Exercise requirements
Transcribe the entries below with complete accuracy, excluding the pictures.

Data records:
<<<<

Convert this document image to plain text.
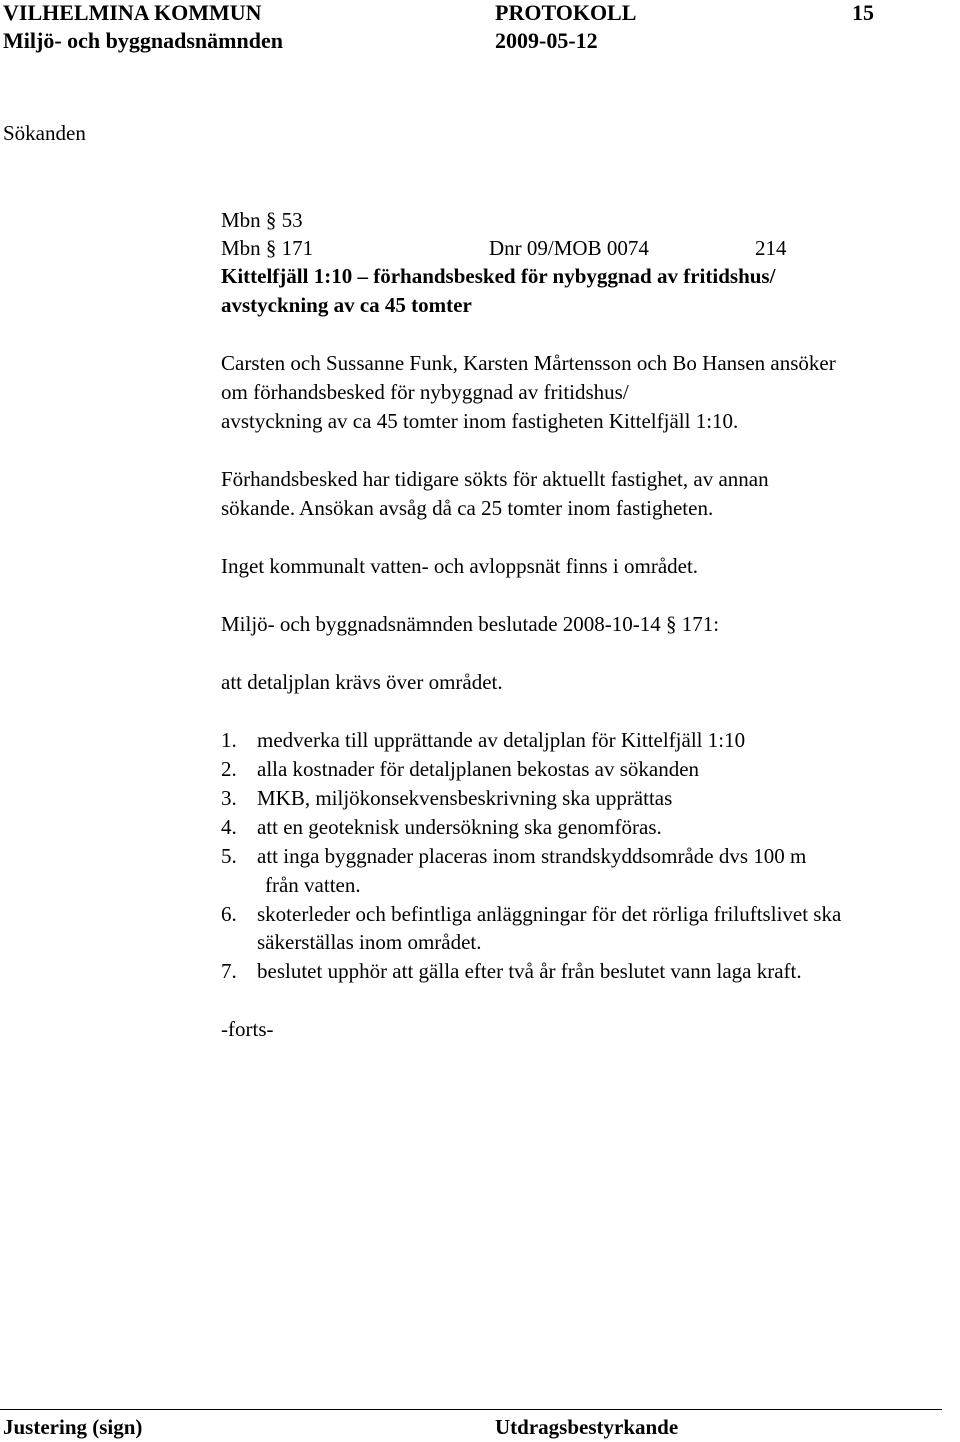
VILHELMINA KOMMUN	PROTOKOLL	15
Miljö- och byggnadsnämnden	2009-05-12
Sökanden
Mbn § 53
Mbn § 171	Dnr 09/MOB 0074	214
Kittelfjäll 1:10 – förhandsbesked för nybyggnad av fritidshus/
avstyckning av ca 45 tomter
Carsten och Sussanne Funk, Karsten Mårtensson och Bo Hansen ansöker
om förhandsbesked för nybyggnad av fritidshus/
avstyckning av ca 45 tomter inom fastigheten Kittelfjäll 1:10.
Förhandsbesked har tidigare sökts för aktuellt fastighet, av annan
sökande. Ansökan avsåg då ca 25 tomter inom fastigheten.
Inget kommunalt vatten- och avloppsnät finns i området.
Miljö- och byggnadsnämnden beslutade 2008-10-14 § 171:
att detaljplan krävs över området.
1. medverka till upprättande av detaljplan för Kittelfjäll 1:10
2. alla kostnader för detaljplanen bekostas av sökanden
3. MKB, miljökonsekvensbeskrivning ska upprättas
4. att en geoteknisk undersökning ska genomföras.
5. att inga byggnader placeras inom strandskyddsområde dvs 100 m
från vatten.
6. skoterleder och befintliga anläggningar för det rörliga friluftslivet ska
säkerställas inom området.
7. beslutet upphör att gälla efter två år från beslutet vann laga kraft.
-forts-
Justering (sign)	Utdragsbestyrkande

>>>>

Answer box
Convert this document image to plain text.
VILHELMINA KOMMUN	PROTOKOLL	15
Miljö- och byggnadsnämnden	2009-05-12
Sökanden
Mbn § 53
Mbn § 171	Dnr 09/MOB 0074	214
Kittelfjäll 1:10 – förhandsbesked för nybyggnad av fritidshus/
avstyckning av ca 45 tomter
Carsten och Sussanne Funk, Karsten Mårtensson och Bo Hansen ansöker
om förhandsbesked för nybyggnad av fritidshus/
avstyckning av ca 45 tomter inom fastigheten Kittelfjäll 1:10.
Förhandsbesked har tidigare sökts för aktuellt fastighet, av annan
sökande. Ansökan avsåg då ca 25 tomter inom fastigheten.
Inget kommunalt vatten- och avloppsnät finns i området.
Miljö- och byggnadsnämnden beslutade 2008-10-14 § 171:
att detaljplan krävs över området.
1. medverka till upprättande av detaljplan för Kittelfjäll 1:10
2. alla kostnader för detaljplanen bekostas av sökanden
3. MKB, miljökonsekvensbeskrivning ska upprättas
4. att en geoteknisk undersökning ska genomföras.
5. att inga byggnader placeras inom strandskyddsområde dvs 100 m
från vatten.
6. skoterleder och befintliga anläggningar för det rörliga friluftslivet ska
säkerställas inom området.
7. beslutet upphör att gälla efter två år från beslutet vann laga kraft.
-forts-
Justering (sign)	Utdragsbestyrkande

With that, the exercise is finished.